- [Description of the task]
Copy all lines holding the word "name" from the entries.

- [Record list]
★ ★ ★ ★ ★
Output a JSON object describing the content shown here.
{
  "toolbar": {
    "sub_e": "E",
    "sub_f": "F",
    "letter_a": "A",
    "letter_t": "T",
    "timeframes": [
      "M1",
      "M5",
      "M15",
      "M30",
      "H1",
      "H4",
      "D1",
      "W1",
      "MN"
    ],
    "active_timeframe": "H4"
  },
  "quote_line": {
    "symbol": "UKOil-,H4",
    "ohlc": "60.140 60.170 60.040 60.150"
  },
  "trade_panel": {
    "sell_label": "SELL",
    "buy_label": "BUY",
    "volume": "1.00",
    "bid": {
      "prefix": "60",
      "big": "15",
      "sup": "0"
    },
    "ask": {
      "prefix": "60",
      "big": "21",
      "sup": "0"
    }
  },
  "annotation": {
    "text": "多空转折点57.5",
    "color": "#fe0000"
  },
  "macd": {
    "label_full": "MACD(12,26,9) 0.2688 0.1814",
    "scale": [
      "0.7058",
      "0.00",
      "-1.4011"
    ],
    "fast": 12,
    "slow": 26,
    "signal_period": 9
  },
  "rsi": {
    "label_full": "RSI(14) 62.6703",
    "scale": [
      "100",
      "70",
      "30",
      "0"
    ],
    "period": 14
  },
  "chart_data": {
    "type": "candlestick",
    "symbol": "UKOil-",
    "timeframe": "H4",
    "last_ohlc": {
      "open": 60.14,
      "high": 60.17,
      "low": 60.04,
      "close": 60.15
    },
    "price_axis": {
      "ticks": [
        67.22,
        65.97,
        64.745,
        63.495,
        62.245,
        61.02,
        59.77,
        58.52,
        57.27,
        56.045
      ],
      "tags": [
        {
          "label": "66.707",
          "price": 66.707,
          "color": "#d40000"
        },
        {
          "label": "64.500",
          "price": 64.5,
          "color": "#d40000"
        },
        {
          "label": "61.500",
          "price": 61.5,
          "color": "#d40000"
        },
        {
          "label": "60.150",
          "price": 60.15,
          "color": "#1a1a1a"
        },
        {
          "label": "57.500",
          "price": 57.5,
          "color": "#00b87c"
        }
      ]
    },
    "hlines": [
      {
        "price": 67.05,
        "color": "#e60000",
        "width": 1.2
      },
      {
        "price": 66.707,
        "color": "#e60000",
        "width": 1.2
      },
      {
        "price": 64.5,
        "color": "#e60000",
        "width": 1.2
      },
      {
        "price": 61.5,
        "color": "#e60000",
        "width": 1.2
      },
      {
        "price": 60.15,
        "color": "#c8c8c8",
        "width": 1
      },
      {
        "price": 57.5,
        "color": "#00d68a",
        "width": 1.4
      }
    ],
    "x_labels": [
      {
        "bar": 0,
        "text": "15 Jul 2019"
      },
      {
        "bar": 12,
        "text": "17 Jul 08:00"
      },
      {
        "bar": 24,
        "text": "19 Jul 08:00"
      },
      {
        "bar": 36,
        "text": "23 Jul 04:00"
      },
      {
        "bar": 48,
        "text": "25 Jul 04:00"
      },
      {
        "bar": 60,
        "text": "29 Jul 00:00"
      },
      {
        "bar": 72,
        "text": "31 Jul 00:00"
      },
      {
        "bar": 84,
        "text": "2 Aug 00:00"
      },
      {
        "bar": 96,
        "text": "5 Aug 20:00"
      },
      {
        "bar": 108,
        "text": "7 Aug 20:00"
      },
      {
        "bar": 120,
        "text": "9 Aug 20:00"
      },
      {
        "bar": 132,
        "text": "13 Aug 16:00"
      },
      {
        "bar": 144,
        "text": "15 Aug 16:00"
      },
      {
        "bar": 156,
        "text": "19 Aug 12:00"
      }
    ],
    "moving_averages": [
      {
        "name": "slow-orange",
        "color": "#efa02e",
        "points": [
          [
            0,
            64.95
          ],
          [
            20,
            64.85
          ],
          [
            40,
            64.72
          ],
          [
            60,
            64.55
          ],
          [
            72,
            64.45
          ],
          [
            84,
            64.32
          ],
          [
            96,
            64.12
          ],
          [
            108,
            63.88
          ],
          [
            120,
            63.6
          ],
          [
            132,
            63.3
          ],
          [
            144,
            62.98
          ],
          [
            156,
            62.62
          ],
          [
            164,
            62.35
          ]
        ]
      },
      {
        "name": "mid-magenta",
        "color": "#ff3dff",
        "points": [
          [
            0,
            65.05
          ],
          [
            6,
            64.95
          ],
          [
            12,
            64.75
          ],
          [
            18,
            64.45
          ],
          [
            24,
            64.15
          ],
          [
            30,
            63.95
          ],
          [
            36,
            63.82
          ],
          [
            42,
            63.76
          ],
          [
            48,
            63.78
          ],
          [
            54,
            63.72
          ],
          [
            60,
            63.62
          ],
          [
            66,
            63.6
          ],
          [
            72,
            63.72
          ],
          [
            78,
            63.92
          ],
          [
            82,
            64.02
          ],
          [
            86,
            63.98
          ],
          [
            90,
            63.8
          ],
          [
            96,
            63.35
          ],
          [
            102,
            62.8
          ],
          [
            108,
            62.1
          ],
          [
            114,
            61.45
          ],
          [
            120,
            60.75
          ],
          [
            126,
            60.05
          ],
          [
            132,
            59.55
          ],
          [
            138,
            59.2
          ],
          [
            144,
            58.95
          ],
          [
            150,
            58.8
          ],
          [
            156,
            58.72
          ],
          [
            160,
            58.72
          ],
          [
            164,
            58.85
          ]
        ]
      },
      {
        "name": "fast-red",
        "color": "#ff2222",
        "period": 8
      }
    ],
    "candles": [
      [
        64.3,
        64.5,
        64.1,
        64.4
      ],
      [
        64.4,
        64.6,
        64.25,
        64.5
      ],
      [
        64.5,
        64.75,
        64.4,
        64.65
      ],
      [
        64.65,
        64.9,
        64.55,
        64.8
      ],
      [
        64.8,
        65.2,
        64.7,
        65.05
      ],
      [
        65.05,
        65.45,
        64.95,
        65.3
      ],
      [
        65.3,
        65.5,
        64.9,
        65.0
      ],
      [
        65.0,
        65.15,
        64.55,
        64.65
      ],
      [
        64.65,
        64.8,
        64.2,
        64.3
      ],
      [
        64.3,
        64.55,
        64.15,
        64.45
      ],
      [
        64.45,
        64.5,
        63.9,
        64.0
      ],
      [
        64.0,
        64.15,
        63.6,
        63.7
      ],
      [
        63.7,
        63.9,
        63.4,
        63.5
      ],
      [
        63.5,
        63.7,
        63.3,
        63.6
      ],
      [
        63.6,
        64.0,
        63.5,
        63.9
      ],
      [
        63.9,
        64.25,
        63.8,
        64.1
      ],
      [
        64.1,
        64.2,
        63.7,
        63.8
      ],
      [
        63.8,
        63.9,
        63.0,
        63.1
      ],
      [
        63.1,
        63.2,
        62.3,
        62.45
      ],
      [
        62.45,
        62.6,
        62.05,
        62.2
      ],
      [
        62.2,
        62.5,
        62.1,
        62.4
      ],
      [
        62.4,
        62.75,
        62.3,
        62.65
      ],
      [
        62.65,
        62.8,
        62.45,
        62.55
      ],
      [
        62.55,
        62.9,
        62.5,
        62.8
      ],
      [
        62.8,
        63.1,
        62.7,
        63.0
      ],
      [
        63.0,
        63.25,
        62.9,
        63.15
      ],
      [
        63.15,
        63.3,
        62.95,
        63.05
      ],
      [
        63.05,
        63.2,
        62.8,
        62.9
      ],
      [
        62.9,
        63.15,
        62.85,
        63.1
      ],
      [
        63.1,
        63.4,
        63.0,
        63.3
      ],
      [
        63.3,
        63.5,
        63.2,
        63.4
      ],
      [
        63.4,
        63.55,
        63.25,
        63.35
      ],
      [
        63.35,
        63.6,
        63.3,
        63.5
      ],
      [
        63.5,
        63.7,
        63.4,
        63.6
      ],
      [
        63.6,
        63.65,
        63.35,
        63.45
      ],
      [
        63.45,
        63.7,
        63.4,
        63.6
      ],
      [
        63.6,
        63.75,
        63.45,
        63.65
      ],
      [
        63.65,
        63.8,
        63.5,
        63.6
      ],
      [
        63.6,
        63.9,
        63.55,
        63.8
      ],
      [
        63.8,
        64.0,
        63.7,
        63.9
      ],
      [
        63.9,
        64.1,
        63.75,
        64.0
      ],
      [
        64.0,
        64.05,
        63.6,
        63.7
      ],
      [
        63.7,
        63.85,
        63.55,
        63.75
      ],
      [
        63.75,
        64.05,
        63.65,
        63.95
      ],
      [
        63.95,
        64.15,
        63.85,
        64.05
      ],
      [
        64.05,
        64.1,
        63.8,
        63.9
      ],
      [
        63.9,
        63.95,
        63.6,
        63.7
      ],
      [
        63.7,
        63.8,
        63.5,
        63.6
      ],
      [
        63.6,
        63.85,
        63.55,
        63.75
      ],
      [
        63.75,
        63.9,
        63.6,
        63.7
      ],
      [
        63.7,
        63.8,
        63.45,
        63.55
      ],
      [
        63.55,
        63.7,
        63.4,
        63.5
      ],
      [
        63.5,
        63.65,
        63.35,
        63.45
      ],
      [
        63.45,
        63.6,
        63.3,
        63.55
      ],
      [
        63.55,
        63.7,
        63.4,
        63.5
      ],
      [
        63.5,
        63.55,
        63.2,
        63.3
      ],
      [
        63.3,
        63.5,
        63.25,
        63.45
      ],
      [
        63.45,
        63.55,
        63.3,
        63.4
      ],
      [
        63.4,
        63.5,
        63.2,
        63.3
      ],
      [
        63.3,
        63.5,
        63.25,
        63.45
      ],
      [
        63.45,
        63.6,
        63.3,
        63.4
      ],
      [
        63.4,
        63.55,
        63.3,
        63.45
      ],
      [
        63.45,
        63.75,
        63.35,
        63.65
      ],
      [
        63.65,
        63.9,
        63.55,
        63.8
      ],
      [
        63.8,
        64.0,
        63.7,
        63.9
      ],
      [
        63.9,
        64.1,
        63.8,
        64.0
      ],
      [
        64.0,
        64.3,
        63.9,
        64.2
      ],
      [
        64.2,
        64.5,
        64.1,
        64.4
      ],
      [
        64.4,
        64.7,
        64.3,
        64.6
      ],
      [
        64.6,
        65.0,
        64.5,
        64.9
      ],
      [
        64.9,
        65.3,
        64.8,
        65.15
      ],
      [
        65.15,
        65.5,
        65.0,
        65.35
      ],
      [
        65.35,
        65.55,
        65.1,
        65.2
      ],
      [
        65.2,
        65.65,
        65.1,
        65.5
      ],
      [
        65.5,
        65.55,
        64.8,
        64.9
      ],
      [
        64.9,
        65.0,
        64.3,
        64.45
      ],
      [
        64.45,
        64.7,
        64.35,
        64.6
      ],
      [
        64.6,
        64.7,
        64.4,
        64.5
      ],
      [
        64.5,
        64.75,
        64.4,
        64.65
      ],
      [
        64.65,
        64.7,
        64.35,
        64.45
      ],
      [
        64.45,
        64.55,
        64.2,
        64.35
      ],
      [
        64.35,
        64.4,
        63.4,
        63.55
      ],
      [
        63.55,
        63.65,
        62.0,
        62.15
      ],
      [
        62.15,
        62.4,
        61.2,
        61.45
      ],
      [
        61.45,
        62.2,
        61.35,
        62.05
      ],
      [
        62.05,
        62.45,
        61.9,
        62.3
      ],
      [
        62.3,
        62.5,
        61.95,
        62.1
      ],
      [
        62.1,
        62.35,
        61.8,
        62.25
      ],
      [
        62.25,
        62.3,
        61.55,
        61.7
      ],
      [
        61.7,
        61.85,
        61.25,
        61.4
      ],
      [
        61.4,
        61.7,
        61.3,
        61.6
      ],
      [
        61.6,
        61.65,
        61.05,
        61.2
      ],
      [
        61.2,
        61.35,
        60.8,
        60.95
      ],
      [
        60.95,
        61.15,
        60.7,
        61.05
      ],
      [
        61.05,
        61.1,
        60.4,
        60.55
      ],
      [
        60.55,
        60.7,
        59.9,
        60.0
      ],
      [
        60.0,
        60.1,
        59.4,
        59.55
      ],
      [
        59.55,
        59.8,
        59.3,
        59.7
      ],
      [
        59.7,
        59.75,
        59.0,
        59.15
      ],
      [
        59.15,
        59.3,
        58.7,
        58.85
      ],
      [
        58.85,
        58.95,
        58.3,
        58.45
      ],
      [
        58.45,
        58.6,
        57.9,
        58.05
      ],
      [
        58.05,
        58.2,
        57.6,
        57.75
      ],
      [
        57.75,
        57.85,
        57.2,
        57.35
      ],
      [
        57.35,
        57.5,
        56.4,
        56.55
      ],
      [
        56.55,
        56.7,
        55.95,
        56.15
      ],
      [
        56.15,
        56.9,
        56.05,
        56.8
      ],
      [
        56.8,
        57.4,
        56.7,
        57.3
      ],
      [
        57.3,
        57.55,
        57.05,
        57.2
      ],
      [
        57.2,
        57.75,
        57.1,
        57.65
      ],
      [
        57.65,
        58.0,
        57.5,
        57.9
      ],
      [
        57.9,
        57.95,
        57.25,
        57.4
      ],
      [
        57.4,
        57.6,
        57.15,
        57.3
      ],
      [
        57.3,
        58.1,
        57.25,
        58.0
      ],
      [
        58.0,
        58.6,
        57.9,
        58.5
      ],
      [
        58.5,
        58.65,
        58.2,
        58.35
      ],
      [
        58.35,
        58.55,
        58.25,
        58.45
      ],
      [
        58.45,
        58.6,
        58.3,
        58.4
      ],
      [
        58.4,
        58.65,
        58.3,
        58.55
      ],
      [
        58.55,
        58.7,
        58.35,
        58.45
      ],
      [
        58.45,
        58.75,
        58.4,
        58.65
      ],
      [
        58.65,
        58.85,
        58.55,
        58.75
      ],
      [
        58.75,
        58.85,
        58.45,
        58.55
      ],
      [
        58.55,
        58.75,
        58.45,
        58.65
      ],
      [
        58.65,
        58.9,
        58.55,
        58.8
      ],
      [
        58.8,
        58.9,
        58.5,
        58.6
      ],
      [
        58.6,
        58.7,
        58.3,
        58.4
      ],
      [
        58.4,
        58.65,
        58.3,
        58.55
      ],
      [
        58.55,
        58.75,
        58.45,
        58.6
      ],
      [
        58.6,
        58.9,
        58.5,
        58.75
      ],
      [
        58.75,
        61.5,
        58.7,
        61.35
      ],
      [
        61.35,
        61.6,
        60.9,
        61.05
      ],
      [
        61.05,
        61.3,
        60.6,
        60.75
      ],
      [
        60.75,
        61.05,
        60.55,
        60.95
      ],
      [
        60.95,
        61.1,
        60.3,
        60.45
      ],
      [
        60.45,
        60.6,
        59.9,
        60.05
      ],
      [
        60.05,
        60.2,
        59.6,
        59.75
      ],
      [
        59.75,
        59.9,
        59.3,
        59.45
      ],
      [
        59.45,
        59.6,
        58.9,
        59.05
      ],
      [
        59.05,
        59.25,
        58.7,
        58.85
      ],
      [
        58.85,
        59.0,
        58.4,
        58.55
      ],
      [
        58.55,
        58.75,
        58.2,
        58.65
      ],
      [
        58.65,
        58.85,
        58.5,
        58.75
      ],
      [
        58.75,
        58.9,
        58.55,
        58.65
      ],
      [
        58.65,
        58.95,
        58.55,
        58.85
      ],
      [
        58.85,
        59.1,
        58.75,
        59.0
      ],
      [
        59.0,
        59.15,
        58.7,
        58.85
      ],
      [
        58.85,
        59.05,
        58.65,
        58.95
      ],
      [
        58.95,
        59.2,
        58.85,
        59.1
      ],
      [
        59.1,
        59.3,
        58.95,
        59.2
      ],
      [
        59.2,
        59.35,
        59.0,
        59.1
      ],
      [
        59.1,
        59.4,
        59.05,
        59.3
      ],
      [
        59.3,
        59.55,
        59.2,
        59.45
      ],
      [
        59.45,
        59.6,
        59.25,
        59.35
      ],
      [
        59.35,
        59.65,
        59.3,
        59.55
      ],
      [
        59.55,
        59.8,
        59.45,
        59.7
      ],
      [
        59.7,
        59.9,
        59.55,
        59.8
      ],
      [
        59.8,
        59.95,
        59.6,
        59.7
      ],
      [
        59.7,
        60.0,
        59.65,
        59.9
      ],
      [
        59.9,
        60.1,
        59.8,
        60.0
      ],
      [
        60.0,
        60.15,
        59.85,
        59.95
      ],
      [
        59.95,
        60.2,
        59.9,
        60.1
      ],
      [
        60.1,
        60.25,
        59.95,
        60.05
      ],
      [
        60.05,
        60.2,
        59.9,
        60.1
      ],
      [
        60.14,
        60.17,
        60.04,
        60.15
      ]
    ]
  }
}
★ ★ ★ ★ ★
- [Solution for this task]
        "name": "slow-orange",
        "name": "mid-magenta",
        "name": "fast-red",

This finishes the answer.